══ Entries supplied

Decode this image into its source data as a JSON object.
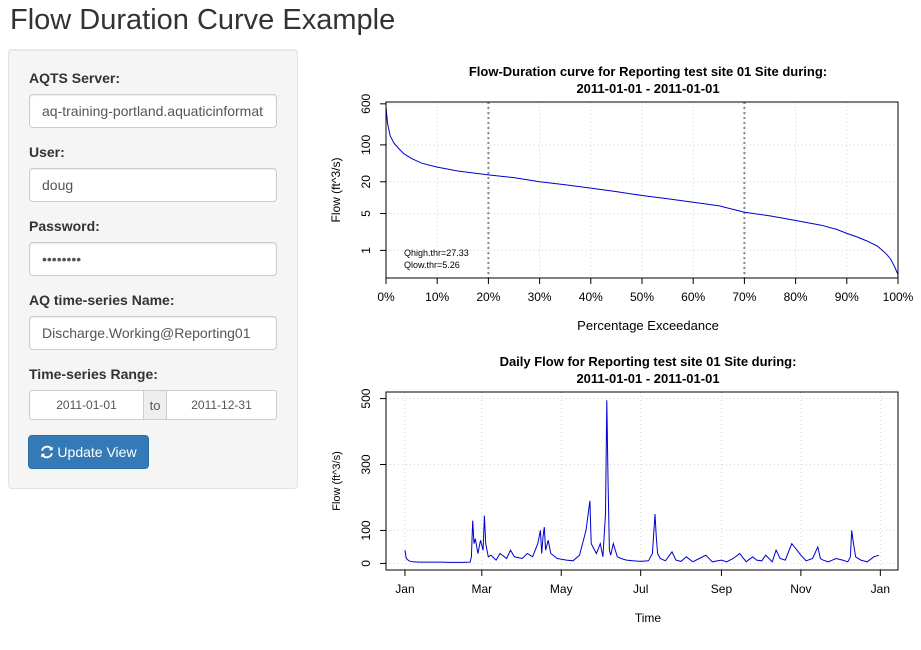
{
  "page": {
    "title": "Flow Duration Curve Example"
  },
  "form": {
    "server_label": "AQTS Server:",
    "server_value": "aq-training-portland.aquaticinformatics.net",
    "user_label": "User:",
    "user_value": "doug",
    "password_label": "Password:",
    "password_value": "doug1234",
    "series_label": "AQ time-series Name:",
    "series_value": "Discharge.Working@Reporting01",
    "range_label": "Time-series Range:",
    "range_start": "2011-01-01",
    "range_sep": "to",
    "range_end": "2011-12-31",
    "update_label": "Update View",
    "update_icon": "refresh-icon",
    "accent_color": "#337ab7"
  },
  "chart_data": [
    {
      "type": "line",
      "title": "Flow-Duration curve for Reporting test site 01 Site during:",
      "subtitle": "2011-01-01 - 2011-01-01",
      "xlabel": "Percentage Exceedance",
      "ylabel": "Flow (ft^3/s)",
      "xlim": [
        0,
        100
      ],
      "ylim": [
        0.3,
        650
      ],
      "y_scale": "log",
      "x_ticks": [
        0,
        10,
        20,
        30,
        40,
        50,
        60,
        70,
        80,
        90,
        100
      ],
      "x_tick_labels": [
        "0%",
        "10%",
        "20%",
        "30%",
        "40%",
        "50%",
        "60%",
        "70%",
        "80%",
        "90%",
        "100%"
      ],
      "y_ticks": [
        1,
        5,
        20,
        100,
        600
      ],
      "y_tick_labels": [
        "1",
        "5",
        "20",
        "100",
        "600"
      ],
      "grid": true,
      "threshold_lines_x": [
        20,
        70
      ],
      "annotations": [
        "Qhigh.thr=27.33",
        "Qlow.thr=5.26"
      ],
      "series": [
        {
          "color": "#0000cc",
          "x": [
            0,
            0.3,
            0.8,
            1.5,
            2.5,
            3.5,
            5,
            7,
            10,
            14,
            20,
            25,
            30,
            35,
            40,
            45,
            50,
            55,
            60,
            65,
            70,
            75,
            78,
            82,
            85,
            88,
            90,
            92,
            94,
            96,
            97.5,
            98.5,
            99.3,
            100
          ],
          "y": [
            520,
            260,
            150,
            110,
            85,
            68,
            55,
            45,
            38,
            32,
            27,
            24,
            20,
            17.5,
            15.2,
            13,
            11,
            9.5,
            8.2,
            7,
            5.3,
            4.5,
            4,
            3.4,
            3,
            2.5,
            2.1,
            1.8,
            1.5,
            1.2,
            0.9,
            0.7,
            0.5,
            0.35
          ]
        }
      ]
    },
    {
      "type": "line",
      "title": "Daily Flow for Reporting test site 01 Site during:",
      "subtitle": "2011-01-01 - 2011-01-01",
      "xlabel": "Time",
      "ylabel": "Flow (ft^3/s)",
      "xlim": [
        "2011-01-01",
        "2011-12-31"
      ],
      "ylim": [
        -20,
        520
      ],
      "y_ticks": [
        0,
        100,
        300,
        500
      ],
      "y_tick_labels": [
        "0",
        "100",
        "300",
        "500"
      ],
      "x_ticks": [
        "2011-01-01",
        "2011-03-01",
        "2011-05-01",
        "2011-07-01",
        "2011-09-01",
        "2011-11-01",
        "2012-01-01"
      ],
      "x_tick_labels": [
        "Jan",
        "Mar",
        "May",
        "Jul",
        "Sep",
        "Nov",
        "Jan"
      ],
      "grid": true,
      "series": [
        {
          "color": "#0000cc",
          "x": [
            "2011-01-01",
            "2011-01-02",
            "2011-01-04",
            "2011-01-07",
            "2011-01-12",
            "2011-01-20",
            "2011-01-28",
            "2011-02-05",
            "2011-02-13",
            "2011-02-20",
            "2011-02-21",
            "2011-02-22",
            "2011-02-23",
            "2011-02-24",
            "2011-02-26",
            "2011-02-28",
            "2011-03-02",
            "2011-03-03",
            "2011-03-04",
            "2011-03-06",
            "2011-03-08",
            "2011-03-12",
            "2011-03-15",
            "2011-03-20",
            "2011-03-23",
            "2011-03-26",
            "2011-04-01",
            "2011-04-05",
            "2011-04-09",
            "2011-04-13",
            "2011-04-15",
            "2011-04-16",
            "2011-04-17",
            "2011-04-18",
            "2011-04-19",
            "2011-04-21",
            "2011-04-23",
            "2011-04-28",
            "2011-05-05",
            "2011-05-10",
            "2011-05-15",
            "2011-05-20",
            "2011-05-23",
            "2011-05-24",
            "2011-05-26",
            "2011-05-28",
            "2011-05-31",
            "2011-06-02",
            "2011-06-04",
            "2011-06-05",
            "2011-06-06",
            "2011-06-07",
            "2011-06-08",
            "2011-06-10",
            "2011-06-13",
            "2011-06-16",
            "2011-06-20",
            "2011-06-25",
            "2011-07-01",
            "2011-07-07",
            "2011-07-10",
            "2011-07-12",
            "2011-07-13",
            "2011-07-14",
            "2011-07-16",
            "2011-07-20",
            "2011-07-25",
            "2011-07-28",
            "2011-08-01",
            "2011-08-05",
            "2011-08-10",
            "2011-08-15",
            "2011-08-20",
            "2011-08-25",
            "2011-09-01",
            "2011-09-05",
            "2011-09-10",
            "2011-09-15",
            "2011-09-20",
            "2011-09-25",
            "2011-09-28",
            "2011-10-02",
            "2011-10-05",
            "2011-10-10",
            "2011-10-13",
            "2011-10-16",
            "2011-10-20",
            "2011-10-25",
            "2011-11-01",
            "2011-11-05",
            "2011-11-10",
            "2011-11-14",
            "2011-11-16",
            "2011-11-18",
            "2011-11-22",
            "2011-11-28",
            "2011-12-03",
            "2011-12-07",
            "2011-12-09",
            "2011-12-10",
            "2011-12-11",
            "2011-12-13",
            "2011-12-17",
            "2011-12-22",
            "2011-12-27",
            "2011-12-31"
          ],
          "y": [
            40,
            15,
            8,
            5,
            4,
            4,
            4,
            3,
            3,
            4,
            20,
            130,
            60,
            75,
            30,
            70,
            40,
            145,
            60,
            20,
            25,
            10,
            30,
            15,
            40,
            20,
            15,
            30,
            20,
            60,
            100,
            30,
            80,
            110,
            40,
            70,
            30,
            15,
            10,
            8,
            25,
            100,
            190,
            60,
            45,
            30,
            60,
            20,
            150,
            495,
            240,
            40,
            25,
            60,
            20,
            15,
            10,
            8,
            6,
            8,
            30,
            150,
            80,
            30,
            15,
            8,
            35,
            10,
            6,
            20,
            5,
            15,
            25,
            5,
            10,
            5,
            15,
            30,
            5,
            20,
            10,
            8,
            25,
            5,
            40,
            15,
            10,
            60,
            25,
            8,
            15,
            50,
            15,
            10,
            5,
            15,
            10,
            5,
            20,
            100,
            70,
            20,
            10,
            5,
            20,
            25
          ]
        }
      ]
    }
  ]
}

════

Show every line from the entries above in which the word "Flow" appears.

    "title": "Flow Duration Curve Example"
      "title": "Flow-Duration curve for Reporting test site 01 Site during:",
      "ylabel": "Flow (ft^3/s)",
      "title": "Daily Flow for Reporting test site 01 Site during:",
      "ylabel": "Flow (ft^3/s)",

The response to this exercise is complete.